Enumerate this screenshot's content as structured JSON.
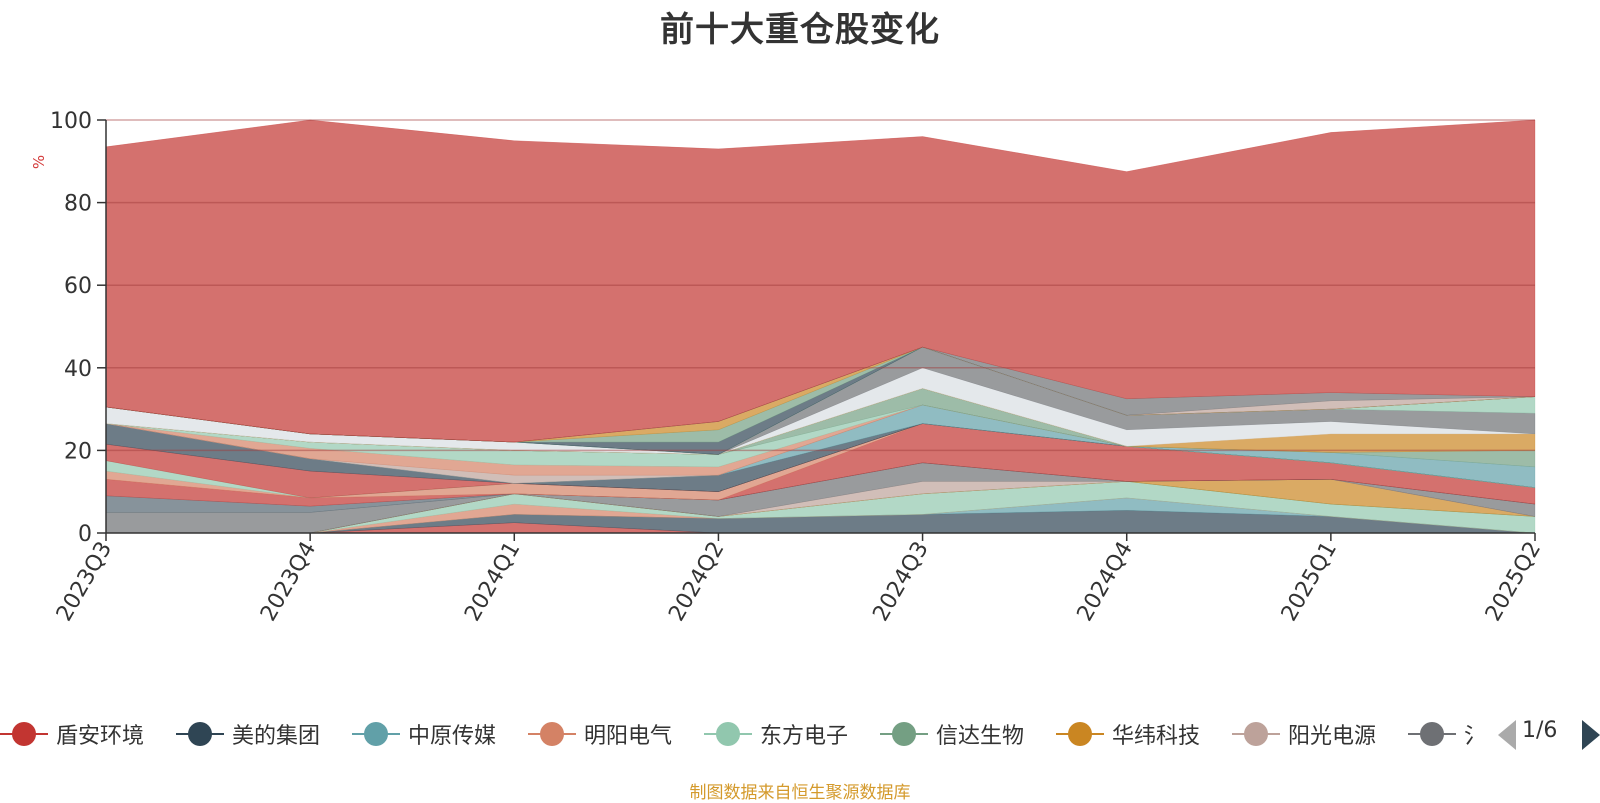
{
  "title": "前十大重仓股变化",
  "source_note": "制图数据来自恒生聚源数据库",
  "legend_page": "1/6",
  "chart_data": {
    "type": "area",
    "title": "前十大重仓股变化",
    "ylabel": "%",
    "ylim": [
      0,
      100
    ],
    "yticks": [
      0,
      20,
      40,
      60,
      80,
      100
    ],
    "grid": true,
    "stacked": true,
    "legend_position": "bottom",
    "categories": [
      "2023Q3",
      "2023Q4",
      "2024Q1",
      "2024Q2",
      "2024Q3",
      "2024Q4",
      "2025Q1",
      "2025Q2"
    ],
    "series": [
      {
        "name": "盾安环境",
        "color": "#c23531",
        "values": [
          0,
          0,
          2.5,
          0,
          0,
          0,
          0,
          0
        ]
      },
      {
        "name": "美的集团",
        "color": "#2f4554",
        "values": [
          0,
          0,
          2,
          3.5,
          4.5,
          5.5,
          4,
          0
        ]
      },
      {
        "name": "中原传媒",
        "color": "#61a0a8",
        "values": [
          0,
          0,
          0,
          0,
          0,
          3,
          0,
          0
        ]
      },
      {
        "name": "明阳电气",
        "color": "#d48265",
        "values": [
          0,
          0,
          2.5,
          0,
          0,
          0,
          0,
          0
        ]
      },
      {
        "name": "东方电子",
        "color": "#91c7ae",
        "values": [
          0,
          0,
          2.5,
          0.5,
          5,
          4,
          3,
          4
        ]
      },
      {
        "name": "信达生物",
        "color": "#749f83",
        "values": [
          0,
          0,
          0,
          0,
          0,
          0,
          0,
          0
        ]
      },
      {
        "name": "华纬科技",
        "color": "#ca8622",
        "values": [
          0,
          0,
          0,
          0,
          0,
          0,
          6,
          0
        ]
      },
      {
        "name": "阳光电源",
        "color": "#bda29a",
        "values": [
          0,
          0,
          0,
          0,
          3,
          0,
          0,
          0
        ]
      },
      {
        "name": "",
        "color": "#6e7074",
        "values": [
          5,
          5,
          0,
          4,
          4.5,
          0,
          0,
          3
        ]
      },
      {
        "name": "",
        "color": "#546570",
        "values": [
          4,
          1.5,
          0,
          0,
          0,
          0,
          0,
          0
        ]
      },
      {
        "name": "",
        "color": "#c23531",
        "values": [
          4,
          2,
          0,
          0,
          9.5,
          8.5,
          4,
          4
        ]
      },
      {
        "name": "",
        "color": "#d48265",
        "values": [
          2,
          0,
          2.5,
          2,
          0,
          0,
          0,
          0
        ]
      },
      {
        "name": "",
        "color": "#91c7ae",
        "values": [
          2.5,
          0,
          0,
          0,
          0,
          0,
          0,
          0
        ]
      },
      {
        "name": "",
        "color": "#c23531",
        "values": [
          4,
          6.5,
          0,
          0,
          0,
          0,
          0,
          0
        ]
      },
      {
        "name": "",
        "color": "#2f4554",
        "values": [
          5,
          3,
          0,
          4,
          0,
          0,
          0,
          0
        ]
      },
      {
        "name": "",
        "color": "#61a0a8",
        "values": [
          0,
          0,
          0,
          0,
          4.5,
          0,
          0,
          0
        ]
      },
      {
        "name": "",
        "color": "#bda29a",
        "values": [
          0,
          0,
          2,
          0,
          0,
          0,
          0,
          0
        ]
      },
      {
        "name": "",
        "color": "#d48265",
        "values": [
          0,
          2.5,
          2.5,
          2,
          0,
          0,
          0,
          0
        ]
      },
      {
        "name": "",
        "color": "#91c7ae",
        "values": [
          0,
          1.5,
          3.5,
          3,
          0,
          0,
          0,
          0
        ]
      },
      {
        "name": "",
        "color": "#749f83",
        "values": [
          0,
          0,
          0,
          0,
          4,
          0,
          0,
          0
        ]
      },
      {
        "name": "",
        "color": "#61a0a8",
        "values": [
          0,
          0,
          0,
          0,
          0,
          0,
          2.5,
          5
        ]
      },
      {
        "name": "",
        "color": "#749f83",
        "values": [
          0,
          0,
          0,
          0,
          0,
          0,
          0,
          4
        ]
      },
      {
        "name": "",
        "color": "#ca8622",
        "values": [
          0,
          0,
          0,
          0,
          0,
          0,
          4.5,
          4
        ]
      },
      {
        "name": "",
        "color": "#d9dee3",
        "values": [
          4,
          2,
          2,
          0,
          5,
          4,
          3,
          0
        ]
      },
      {
        "name": "",
        "color": "#6e7074",
        "values": [
          0,
          0,
          0,
          0,
          5,
          3.5,
          3,
          5
        ]
      },
      {
        "name": "",
        "color": "#91c7ae",
        "values": [
          0,
          0,
          0,
          0,
          0,
          0,
          0,
          4
        ]
      },
      {
        "name": "",
        "color": "#2f4554",
        "values": [
          0,
          0,
          0,
          3,
          0,
          0,
          0,
          0
        ]
      },
      {
        "name": "",
        "color": "#749f83",
        "values": [
          0,
          0,
          0,
          3,
          0,
          0,
          0,
          0
        ]
      },
      {
        "name": "",
        "color": "#ca8622",
        "values": [
          0,
          0,
          0,
          2,
          0,
          0,
          0,
          0
        ]
      },
      {
        "name": "",
        "color": "#bda29a",
        "values": [
          0,
          0,
          0,
          0,
          0,
          0,
          2,
          0
        ]
      },
      {
        "name": "",
        "color": "#6e7074",
        "values": [
          0,
          0,
          0,
          0,
          0,
          4,
          2,
          0
        ]
      },
      {
        "name": "",
        "color": "#c23531",
        "values": [
          63,
          76,
          73,
          66,
          51,
          55,
          63,
          67
        ]
      }
    ]
  }
}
◆ ◆ ◆ ◆ ◆
- [Prompt] Write out all the entries word for word, but skip any images.

- [Right answer]
Enumerate this screenshot's content as structured JSON.
{
  "title": "前十大重仓股变化",
  "source_note": "制图数据来自恒生聚源数据库",
  "legend_page": "1/6",
  "chart_data": {
    "type": "area",
    "title": "前十大重仓股变化",
    "ylabel": "%",
    "ylim": [
      0,
      100
    ],
    "yticks": [
      0,
      20,
      40,
      60,
      80,
      100
    ],
    "grid": true,
    "stacked": true,
    "legend_position": "bottom",
    "categories": [
      "2023Q3",
      "2023Q4",
      "2024Q1",
      "2024Q2",
      "2024Q3",
      "2024Q4",
      "2025Q1",
      "2025Q2"
    ],
    "series": [
      {
        "name": "盾安环境",
        "color": "#c23531",
        "values": [
          0,
          0,
          2.5,
          0,
          0,
          0,
          0,
          0
        ]
      },
      {
        "name": "美的集团",
        "color": "#2f4554",
        "values": [
          0,
          0,
          2,
          3.5,
          4.5,
          5.5,
          4,
          0
        ]
      },
      {
        "name": "中原传媒",
        "color": "#61a0a8",
        "values": [
          0,
          0,
          0,
          0,
          0,
          3,
          0,
          0
        ]
      },
      {
        "name": "明阳电气",
        "color": "#d48265",
        "values": [
          0,
          0,
          2.5,
          0,
          0,
          0,
          0,
          0
        ]
      },
      {
        "name": "东方电子",
        "color": "#91c7ae",
        "values": [
          0,
          0,
          2.5,
          0.5,
          5,
          4,
          3,
          4
        ]
      },
      {
        "name": "信达生物",
        "color": "#749f83",
        "values": [
          0,
          0,
          0,
          0,
          0,
          0,
          0,
          0
        ]
      },
      {
        "name": "华纬科技",
        "color": "#ca8622",
        "values": [
          0,
          0,
          0,
          0,
          0,
          0,
          6,
          0
        ]
      },
      {
        "name": "阳光电源",
        "color": "#bda29a",
        "values": [
          0,
          0,
          0,
          0,
          3,
          0,
          0,
          0
        ]
      },
      {
        "name": "",
        "color": "#6e7074",
        "values": [
          5,
          5,
          0,
          4,
          4.5,
          0,
          0,
          3
        ]
      },
      {
        "name": "",
        "color": "#546570",
        "values": [
          4,
          1.5,
          0,
          0,
          0,
          0,
          0,
          0
        ]
      },
      {
        "name": "",
        "color": "#c23531",
        "values": [
          4,
          2,
          0,
          0,
          9.5,
          8.5,
          4,
          4
        ]
      },
      {
        "name": "",
        "color": "#d48265",
        "values": [
          2,
          0,
          2.5,
          2,
          0,
          0,
          0,
          0
        ]
      },
      {
        "name": "",
        "color": "#91c7ae",
        "values": [
          2.5,
          0,
          0,
          0,
          0,
          0,
          0,
          0
        ]
      },
      {
        "name": "",
        "color": "#c23531",
        "values": [
          4,
          6.5,
          0,
          0,
          0,
          0,
          0,
          0
        ]
      },
      {
        "name": "",
        "color": "#2f4554",
        "values": [
          5,
          3,
          0,
          4,
          0,
          0,
          0,
          0
        ]
      },
      {
        "name": "",
        "color": "#61a0a8",
        "values": [
          0,
          0,
          0,
          0,
          4.5,
          0,
          0,
          0
        ]
      },
      {
        "name": "",
        "color": "#bda29a",
        "values": [
          0,
          0,
          2,
          0,
          0,
          0,
          0,
          0
        ]
      },
      {
        "name": "",
        "color": "#d48265",
        "values": [
          0,
          2.5,
          2.5,
          2,
          0,
          0,
          0,
          0
        ]
      },
      {
        "name": "",
        "color": "#91c7ae",
        "values": [
          0,
          1.5,
          3.5,
          3,
          0,
          0,
          0,
          0
        ]
      },
      {
        "name": "",
        "color": "#749f83",
        "values": [
          0,
          0,
          0,
          0,
          4,
          0,
          0,
          0
        ]
      },
      {
        "name": "",
        "color": "#61a0a8",
        "values": [
          0,
          0,
          0,
          0,
          0,
          0,
          2.5,
          5
        ]
      },
      {
        "name": "",
        "color": "#749f83",
        "values": [
          0,
          0,
          0,
          0,
          0,
          0,
          0,
          4
        ]
      },
      {
        "name": "",
        "color": "#ca8622",
        "values": [
          0,
          0,
          0,
          0,
          0,
          0,
          4.5,
          4
        ]
      },
      {
        "name": "",
        "color": "#d9dee3",
        "values": [
          4,
          2,
          2,
          0,
          5,
          4,
          3,
          0
        ]
      },
      {
        "name": "",
        "color": "#6e7074",
        "values": [
          0,
          0,
          0,
          0,
          5,
          3.5,
          3,
          5
        ]
      },
      {
        "name": "",
        "color": "#91c7ae",
        "values": [
          0,
          0,
          0,
          0,
          0,
          0,
          0,
          4
        ]
      },
      {
        "name": "",
        "color": "#2f4554",
        "values": [
          0,
          0,
          0,
          3,
          0,
          0,
          0,
          0
        ]
      },
      {
        "name": "",
        "color": "#749f83",
        "values": [
          0,
          0,
          0,
          3,
          0,
          0,
          0,
          0
        ]
      },
      {
        "name": "",
        "color": "#ca8622",
        "values": [
          0,
          0,
          0,
          2,
          0,
          0,
          0,
          0
        ]
      },
      {
        "name": "",
        "color": "#bda29a",
        "values": [
          0,
          0,
          0,
          0,
          0,
          0,
          2,
          0
        ]
      },
      {
        "name": "",
        "color": "#6e7074",
        "values": [
          0,
          0,
          0,
          0,
          0,
          4,
          2,
          0
        ]
      },
      {
        "name": "",
        "color": "#c23531",
        "values": [
          63,
          76,
          73,
          66,
          51,
          55,
          63,
          67
        ]
      }
    ]
  }
}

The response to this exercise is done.